TASK TO CARRY OUT ▸
Show each line of the data below that has the string "Bethel" in it.

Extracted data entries
============================================================

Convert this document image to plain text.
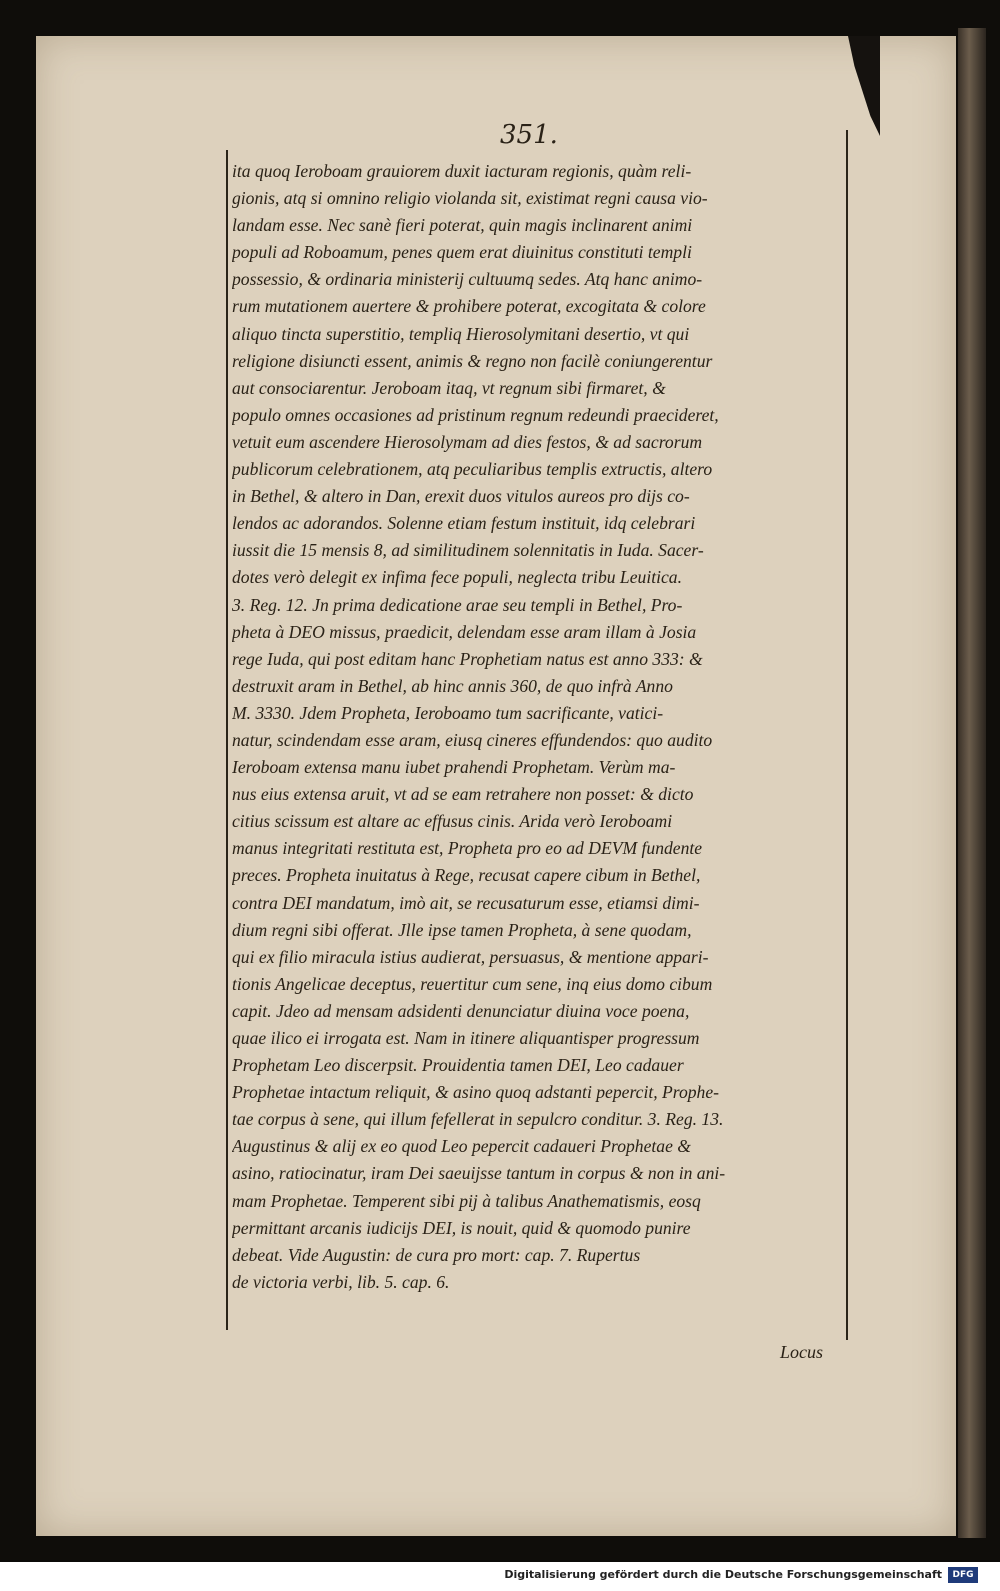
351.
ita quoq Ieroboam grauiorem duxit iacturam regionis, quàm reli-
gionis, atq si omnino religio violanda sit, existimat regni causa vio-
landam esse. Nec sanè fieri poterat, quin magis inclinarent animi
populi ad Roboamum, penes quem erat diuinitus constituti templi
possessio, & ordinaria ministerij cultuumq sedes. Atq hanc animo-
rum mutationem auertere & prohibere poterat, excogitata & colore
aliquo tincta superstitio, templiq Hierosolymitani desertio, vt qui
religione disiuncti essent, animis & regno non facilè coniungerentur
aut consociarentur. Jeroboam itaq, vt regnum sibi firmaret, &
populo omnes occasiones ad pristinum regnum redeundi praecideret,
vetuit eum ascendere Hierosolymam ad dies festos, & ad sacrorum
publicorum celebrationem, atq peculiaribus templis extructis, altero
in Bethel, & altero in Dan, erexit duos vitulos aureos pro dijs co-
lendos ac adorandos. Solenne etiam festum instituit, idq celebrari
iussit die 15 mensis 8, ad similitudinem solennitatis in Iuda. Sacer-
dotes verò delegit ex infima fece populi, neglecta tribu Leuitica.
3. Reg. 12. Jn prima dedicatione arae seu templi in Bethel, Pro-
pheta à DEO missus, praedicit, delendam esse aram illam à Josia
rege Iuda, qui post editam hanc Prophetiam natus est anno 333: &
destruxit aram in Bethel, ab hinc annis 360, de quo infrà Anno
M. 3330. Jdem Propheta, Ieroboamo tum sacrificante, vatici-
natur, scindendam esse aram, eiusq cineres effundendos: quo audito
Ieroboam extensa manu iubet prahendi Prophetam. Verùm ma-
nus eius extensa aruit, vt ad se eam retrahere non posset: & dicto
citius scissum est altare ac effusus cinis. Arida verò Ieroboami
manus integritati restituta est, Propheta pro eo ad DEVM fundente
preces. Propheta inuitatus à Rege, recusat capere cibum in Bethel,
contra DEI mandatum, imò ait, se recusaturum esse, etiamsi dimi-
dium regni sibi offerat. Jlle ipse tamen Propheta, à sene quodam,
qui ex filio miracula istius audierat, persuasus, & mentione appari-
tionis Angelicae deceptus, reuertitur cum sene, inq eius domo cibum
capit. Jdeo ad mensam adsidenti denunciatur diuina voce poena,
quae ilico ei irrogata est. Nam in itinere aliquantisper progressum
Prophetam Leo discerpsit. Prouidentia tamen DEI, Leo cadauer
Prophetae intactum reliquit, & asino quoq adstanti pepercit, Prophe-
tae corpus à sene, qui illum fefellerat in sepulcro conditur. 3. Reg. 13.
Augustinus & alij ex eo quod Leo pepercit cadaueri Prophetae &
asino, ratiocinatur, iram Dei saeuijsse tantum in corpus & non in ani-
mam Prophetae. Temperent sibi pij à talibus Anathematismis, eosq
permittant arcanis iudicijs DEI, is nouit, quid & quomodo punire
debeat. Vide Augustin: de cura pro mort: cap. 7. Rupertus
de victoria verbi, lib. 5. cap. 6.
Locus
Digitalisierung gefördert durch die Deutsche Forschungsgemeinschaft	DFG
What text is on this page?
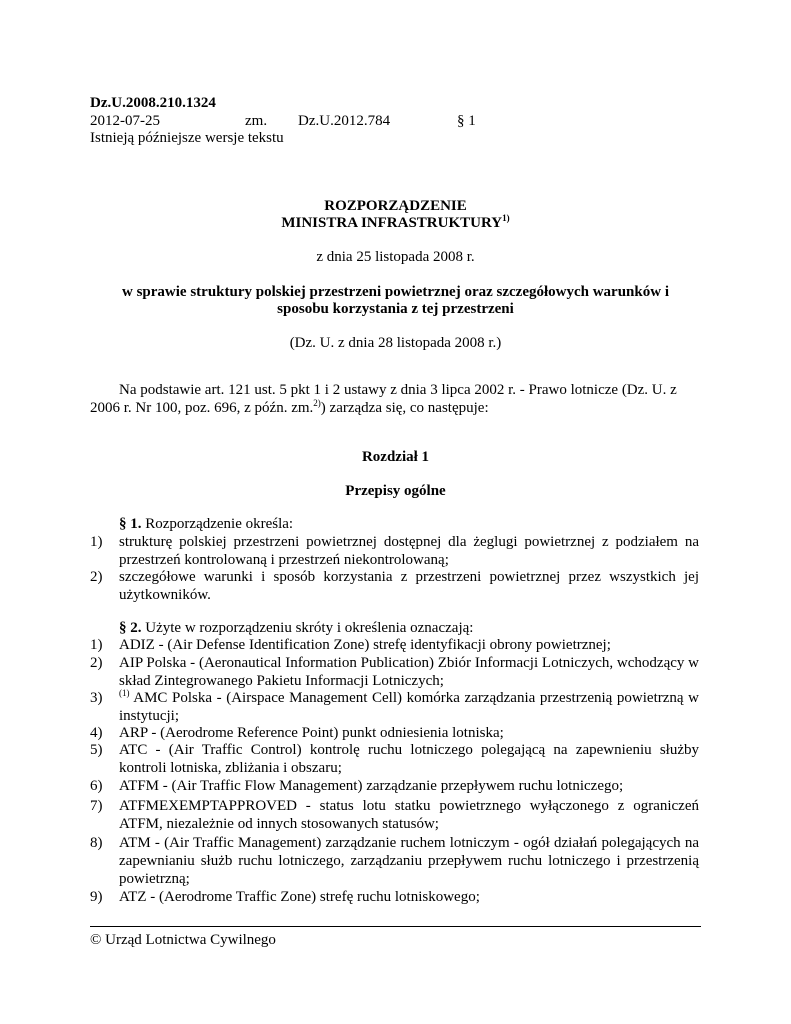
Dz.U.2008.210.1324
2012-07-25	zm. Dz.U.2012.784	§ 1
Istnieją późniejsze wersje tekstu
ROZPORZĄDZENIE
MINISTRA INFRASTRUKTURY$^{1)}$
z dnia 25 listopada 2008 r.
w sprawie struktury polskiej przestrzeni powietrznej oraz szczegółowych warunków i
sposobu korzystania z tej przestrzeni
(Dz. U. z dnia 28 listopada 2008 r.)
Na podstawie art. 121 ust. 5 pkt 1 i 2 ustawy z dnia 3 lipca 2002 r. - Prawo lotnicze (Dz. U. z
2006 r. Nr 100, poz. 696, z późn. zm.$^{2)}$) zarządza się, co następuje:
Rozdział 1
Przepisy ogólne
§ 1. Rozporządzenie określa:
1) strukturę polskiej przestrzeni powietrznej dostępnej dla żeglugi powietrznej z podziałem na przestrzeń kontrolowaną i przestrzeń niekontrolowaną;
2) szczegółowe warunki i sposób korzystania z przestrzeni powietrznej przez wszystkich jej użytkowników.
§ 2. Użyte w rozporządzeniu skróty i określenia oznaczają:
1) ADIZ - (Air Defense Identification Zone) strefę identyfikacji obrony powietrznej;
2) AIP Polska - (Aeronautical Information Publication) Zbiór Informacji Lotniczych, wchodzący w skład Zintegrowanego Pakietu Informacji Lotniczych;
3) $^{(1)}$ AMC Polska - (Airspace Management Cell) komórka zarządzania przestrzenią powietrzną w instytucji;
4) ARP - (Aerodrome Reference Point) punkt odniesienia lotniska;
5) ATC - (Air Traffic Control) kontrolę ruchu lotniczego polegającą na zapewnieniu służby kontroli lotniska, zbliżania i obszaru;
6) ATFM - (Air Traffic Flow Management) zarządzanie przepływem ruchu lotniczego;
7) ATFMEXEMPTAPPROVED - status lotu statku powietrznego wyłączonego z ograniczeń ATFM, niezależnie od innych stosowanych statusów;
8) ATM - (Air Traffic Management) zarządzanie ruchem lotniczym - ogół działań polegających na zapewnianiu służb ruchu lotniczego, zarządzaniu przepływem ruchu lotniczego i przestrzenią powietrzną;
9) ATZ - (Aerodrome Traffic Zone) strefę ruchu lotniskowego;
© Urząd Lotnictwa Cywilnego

============================================================

CORRECT OUTPUT ▸
in Bethel, & altero in Dan, erexit duos vitulos aureos pro dijs co-
3. Reg. 12. Jn prima dedicatione arae seu templi in Bethel, Pro-
destruxit aram in Bethel, ab hinc annis 360, de quo infrà Anno
preces. Propheta inuitatus à Rege, recusat capere cibum in Bethel,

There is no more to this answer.